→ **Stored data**
----------
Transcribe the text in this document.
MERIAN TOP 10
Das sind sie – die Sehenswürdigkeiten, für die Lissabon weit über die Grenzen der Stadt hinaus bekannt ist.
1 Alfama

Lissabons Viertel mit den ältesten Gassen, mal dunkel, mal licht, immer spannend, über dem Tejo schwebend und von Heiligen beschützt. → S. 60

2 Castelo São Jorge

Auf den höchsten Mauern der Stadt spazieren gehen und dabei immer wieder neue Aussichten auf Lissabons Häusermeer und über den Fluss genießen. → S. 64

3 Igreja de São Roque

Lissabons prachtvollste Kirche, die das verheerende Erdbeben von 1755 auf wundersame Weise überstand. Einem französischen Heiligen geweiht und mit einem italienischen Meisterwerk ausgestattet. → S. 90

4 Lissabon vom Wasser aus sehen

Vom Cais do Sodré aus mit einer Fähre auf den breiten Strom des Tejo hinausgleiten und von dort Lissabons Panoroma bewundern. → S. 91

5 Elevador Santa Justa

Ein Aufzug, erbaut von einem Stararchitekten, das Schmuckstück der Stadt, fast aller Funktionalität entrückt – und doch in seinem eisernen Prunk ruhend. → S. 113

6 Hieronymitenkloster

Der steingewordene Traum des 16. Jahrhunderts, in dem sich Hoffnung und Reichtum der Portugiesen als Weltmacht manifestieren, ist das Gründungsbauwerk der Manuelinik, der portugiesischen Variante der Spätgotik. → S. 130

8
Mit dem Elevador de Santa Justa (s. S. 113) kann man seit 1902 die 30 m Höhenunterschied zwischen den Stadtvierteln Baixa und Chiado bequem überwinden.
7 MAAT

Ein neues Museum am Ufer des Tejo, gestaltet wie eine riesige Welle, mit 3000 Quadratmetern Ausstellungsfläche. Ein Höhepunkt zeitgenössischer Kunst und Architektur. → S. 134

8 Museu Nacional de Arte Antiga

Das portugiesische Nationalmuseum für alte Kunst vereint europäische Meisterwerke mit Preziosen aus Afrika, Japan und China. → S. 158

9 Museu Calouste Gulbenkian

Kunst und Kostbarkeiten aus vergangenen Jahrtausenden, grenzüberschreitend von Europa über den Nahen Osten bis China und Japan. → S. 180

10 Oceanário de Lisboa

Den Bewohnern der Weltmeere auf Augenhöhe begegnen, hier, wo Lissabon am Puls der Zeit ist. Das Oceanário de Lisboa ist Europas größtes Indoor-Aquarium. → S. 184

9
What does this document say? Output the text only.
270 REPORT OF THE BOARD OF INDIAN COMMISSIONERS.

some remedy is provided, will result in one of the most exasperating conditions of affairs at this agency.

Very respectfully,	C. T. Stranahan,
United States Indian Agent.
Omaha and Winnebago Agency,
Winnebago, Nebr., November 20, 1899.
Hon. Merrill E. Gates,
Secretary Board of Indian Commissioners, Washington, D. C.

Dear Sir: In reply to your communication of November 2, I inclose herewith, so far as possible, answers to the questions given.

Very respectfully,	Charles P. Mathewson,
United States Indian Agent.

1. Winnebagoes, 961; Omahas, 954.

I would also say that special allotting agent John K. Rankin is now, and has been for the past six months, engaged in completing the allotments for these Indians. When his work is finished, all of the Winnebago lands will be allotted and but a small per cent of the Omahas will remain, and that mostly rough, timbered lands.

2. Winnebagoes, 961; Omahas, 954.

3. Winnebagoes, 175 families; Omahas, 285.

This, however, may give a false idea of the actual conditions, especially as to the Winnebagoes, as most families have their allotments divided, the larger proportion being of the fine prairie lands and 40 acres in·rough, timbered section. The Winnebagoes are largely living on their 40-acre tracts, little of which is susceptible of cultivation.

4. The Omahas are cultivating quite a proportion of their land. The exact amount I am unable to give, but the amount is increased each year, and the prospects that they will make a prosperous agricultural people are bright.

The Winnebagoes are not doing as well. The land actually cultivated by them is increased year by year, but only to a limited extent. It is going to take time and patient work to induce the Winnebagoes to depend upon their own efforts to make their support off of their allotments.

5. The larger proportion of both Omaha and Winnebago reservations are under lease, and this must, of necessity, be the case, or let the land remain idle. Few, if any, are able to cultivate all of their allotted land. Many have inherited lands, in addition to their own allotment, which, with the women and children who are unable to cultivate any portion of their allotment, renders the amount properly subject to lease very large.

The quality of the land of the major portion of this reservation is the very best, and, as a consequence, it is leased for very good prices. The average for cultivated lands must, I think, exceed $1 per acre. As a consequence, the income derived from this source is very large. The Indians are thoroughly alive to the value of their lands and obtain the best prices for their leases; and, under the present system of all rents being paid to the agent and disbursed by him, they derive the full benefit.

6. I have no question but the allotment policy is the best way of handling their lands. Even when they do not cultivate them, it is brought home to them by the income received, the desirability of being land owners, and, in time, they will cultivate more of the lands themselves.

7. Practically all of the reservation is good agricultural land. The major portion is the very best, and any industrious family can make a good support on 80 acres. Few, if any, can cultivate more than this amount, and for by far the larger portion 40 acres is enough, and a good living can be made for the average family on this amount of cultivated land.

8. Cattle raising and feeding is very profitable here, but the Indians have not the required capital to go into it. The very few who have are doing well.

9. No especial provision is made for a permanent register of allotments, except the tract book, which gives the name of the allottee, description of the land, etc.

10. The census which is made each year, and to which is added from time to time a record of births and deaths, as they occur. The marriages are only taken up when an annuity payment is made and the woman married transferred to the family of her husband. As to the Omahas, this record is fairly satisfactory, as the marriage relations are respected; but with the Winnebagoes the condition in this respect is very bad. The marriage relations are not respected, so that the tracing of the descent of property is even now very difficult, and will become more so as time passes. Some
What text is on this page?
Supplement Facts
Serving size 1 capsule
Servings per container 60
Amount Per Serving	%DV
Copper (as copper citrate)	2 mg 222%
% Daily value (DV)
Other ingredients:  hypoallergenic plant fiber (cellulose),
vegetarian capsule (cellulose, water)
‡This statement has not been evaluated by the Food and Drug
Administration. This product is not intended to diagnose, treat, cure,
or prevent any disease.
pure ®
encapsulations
----------
→ **DIRECTIONS FOR THIS TASK**
Extract all of the data exactly as written.

→ **RESPONSE FOR THIS EXERCISE**
Transcribe the text in this document.
MERIAN TOP 10
Das sind sie – die Sehenswürdigkeiten, für die Lissabon weit über die Grenzen der Stadt hinaus bekannt ist.
1 Alfama

Lissabons Viertel mit den ältesten Gassen, mal dunkel, mal licht, immer spannend, über dem Tejo schwebend und von Heiligen beschützt. → S. 60

2 Castelo São Jorge

Auf den höchsten Mauern der Stadt spazieren gehen und dabei immer wieder neue Aussichten auf Lissabons Häusermeer und über den Fluss genießen. → S. 64

3 Igreja de São Roque

Lissabons prachtvollste Kirche, die das verheerende Erdbeben von 1755 auf wundersame Weise überstand. Einem französischen Heiligen geweiht und mit einem italienischen Meisterwerk ausgestattet. → S. 90

4 Lissabon vom Wasser aus sehen

Vom Cais do Sodré aus mit einer Fähre auf den breiten Strom des Tejo hinausgleiten und von dort Lissabons Panoroma bewundern. → S. 91

5 Elevador Santa Justa

Ein Aufzug, erbaut von einem Stararchitekten, das Schmuckstück der Stadt, fast aller Funktionalität entrückt – und doch in seinem eisernen Prunk ruhend. → S. 113

6 Hieronymitenkloster

Der steingewordene Traum des 16. Jahrhunderts, in dem sich Hoffnung und Reichtum der Portugiesen als Weltmacht manifestieren, ist das Gründungsbauwerk der Manuelinik, der portugiesischen Variante der Spätgotik. → S. 130

8
Mit dem Elevador de Santa Justa (s. S. 113) kann man seit 1902 die 30 m Höhenunterschied zwischen den Stadtvierteln Baixa und Chiado bequem überwinden.
7 MAAT

Ein neues Museum am Ufer des Tejo, gestaltet wie eine riesige Welle, mit 3000 Quadratmetern Ausstellungsfläche. Ein Höhepunkt zeitgenössischer Kunst und Architektur. → S. 134

8 Museu Nacional de Arte Antiga

Das portugiesische Nationalmuseum für alte Kunst vereint europäische Meisterwerke mit Preziosen aus Afrika, Japan und China. → S. 158

9 Museu Calouste Gulbenkian

Kunst und Kostbarkeiten aus vergangenen Jahrtausenden, grenzüberschreitend von Europa über den Nahen Osten bis China und Japan. → S. 180

10 Oceanário de Lisboa

Den Bewohnern der Weltmeere auf Augenhöhe begegnen, hier, wo Lissabon am Puls der Zeit ist. Das Oceanário de Lisboa ist Europas größtes Indoor-Aquarium. → S. 184

9
What does this document say? Output the text only.
270 REPORT OF THE BOARD OF INDIAN COMMISSIONERS.

some remedy is provided, will result in one of the most exasperating conditions of affairs at this agency.

Very respectfully,	C. T. Stranahan,
United States Indian Agent.
Omaha and Winnebago Agency,
Winnebago, Nebr., November 20, 1899.
Hon. Merrill E. Gates,
Secretary Board of Indian Commissioners, Washington, D. C.

Dear Sir: In reply to your communication of November 2, I inclose herewith, so far as possible, answers to the questions given.

Very respectfully,	Charles P. Mathewson,
United States Indian Agent.

1. Winnebagoes, 961; Omahas, 954.

I would also say that special allotting agent John K. Rankin is now, and has been for the past six months, engaged in completing the allotments for these Indians. When his work is finished, all of the Winnebago lands will be allotted and but a small per cent of the Omahas will remain, and that mostly rough, timbered lands.

2. Winnebagoes, 961; Omahas, 954.

3. Winnebagoes, 175 families; Omahas, 285.

This, however, may give a false idea of the actual conditions, especially as to the Winnebagoes, as most families have their allotments divided, the larger proportion being of the fine prairie lands and 40 acres in·rough, timbered section. The Winnebagoes are largely living on their 40-acre tracts, little of which is susceptible of cultivation.

4. The Omahas are cultivating quite a proportion of their land. The exact amount I am unable to give, but the amount is increased each year, and the prospects that they will make a prosperous agricultural people are bright.

The Winnebagoes are not doing as well. The land actually cultivated by them is increased year by year, but only to a limited extent. It is going to take time and patient work to induce the Winnebagoes to depend upon their own efforts to make their support off of their allotments.

5. The larger proportion of both Omaha and Winnebago reservations are under lease, and this must, of necessity, be the case, or let the land remain idle. Few, if any, are able to cultivate all of their allotted land. Many have inherited lands, in addition to their own allotment, which, with the women and children who are unable to cultivate any portion of their allotment, renders the amount properly subject to lease very large.

The quality of the land of the major portion of this reservation is the very best, and, as a consequence, it is leased for very good prices. The average for cultivated lands must, I think, exceed $1 per acre. As a consequence, the income derived from this source is very large. The Indians are thoroughly alive to the value of their lands and obtain the best prices for their leases; and, under the present system of all rents being paid to the agent and disbursed by him, they derive the full benefit.

6. I have no question but the allotment policy is the best way of handling their lands. Even when they do not cultivate them, it is brought home to them by the income received, the desirability of being land owners, and, in time, they will cultivate more of the lands themselves.

7. Practically all of the reservation is good agricultural land. The major portion is the very best, and any industrious family can make a good support on 80 acres. Few, if any, can cultivate more than this amount, and for by far the larger portion 40 acres is enough, and a good living can be made for the average family on this amount of cultivated land.

8. Cattle raising and feeding is very profitable here, but the Indians have not the required capital to go into it. The very few who have are doing well.

9. No especial provision is made for a permanent register of allotments, except the tract book, which gives the name of the allottee, description of the land, etc.

10. The census which is made each year, and to which is added from time to time a record of births and deaths, as they occur. The marriages are only taken up when an annuity payment is made and the woman married transferred to the family of her husband. As to the Omahas, this record is fairly satisfactory, as the marriage relations are respected; but with the Winnebagoes the condition in this respect is very bad. The marriage relations are not respected, so that the tracing of the descent of property is even now very difficult, and will become more so as time passes. Some
What text is on this page?
Supplement Facts
Serving size 1 capsule
Servings per container 60
Amount Per Serving	%DV
Copper (as copper citrate)	2 mg 222%
% Daily value (DV)
Other ingredients:  hypoallergenic plant fiber (cellulose),
vegetarian capsule (cellulose, water)
‡This statement has not been evaluated by the Food and Drug
Administration. This product is not intended to diagnose, treat, cure,
or prevent any disease.
pure ®
encapsulations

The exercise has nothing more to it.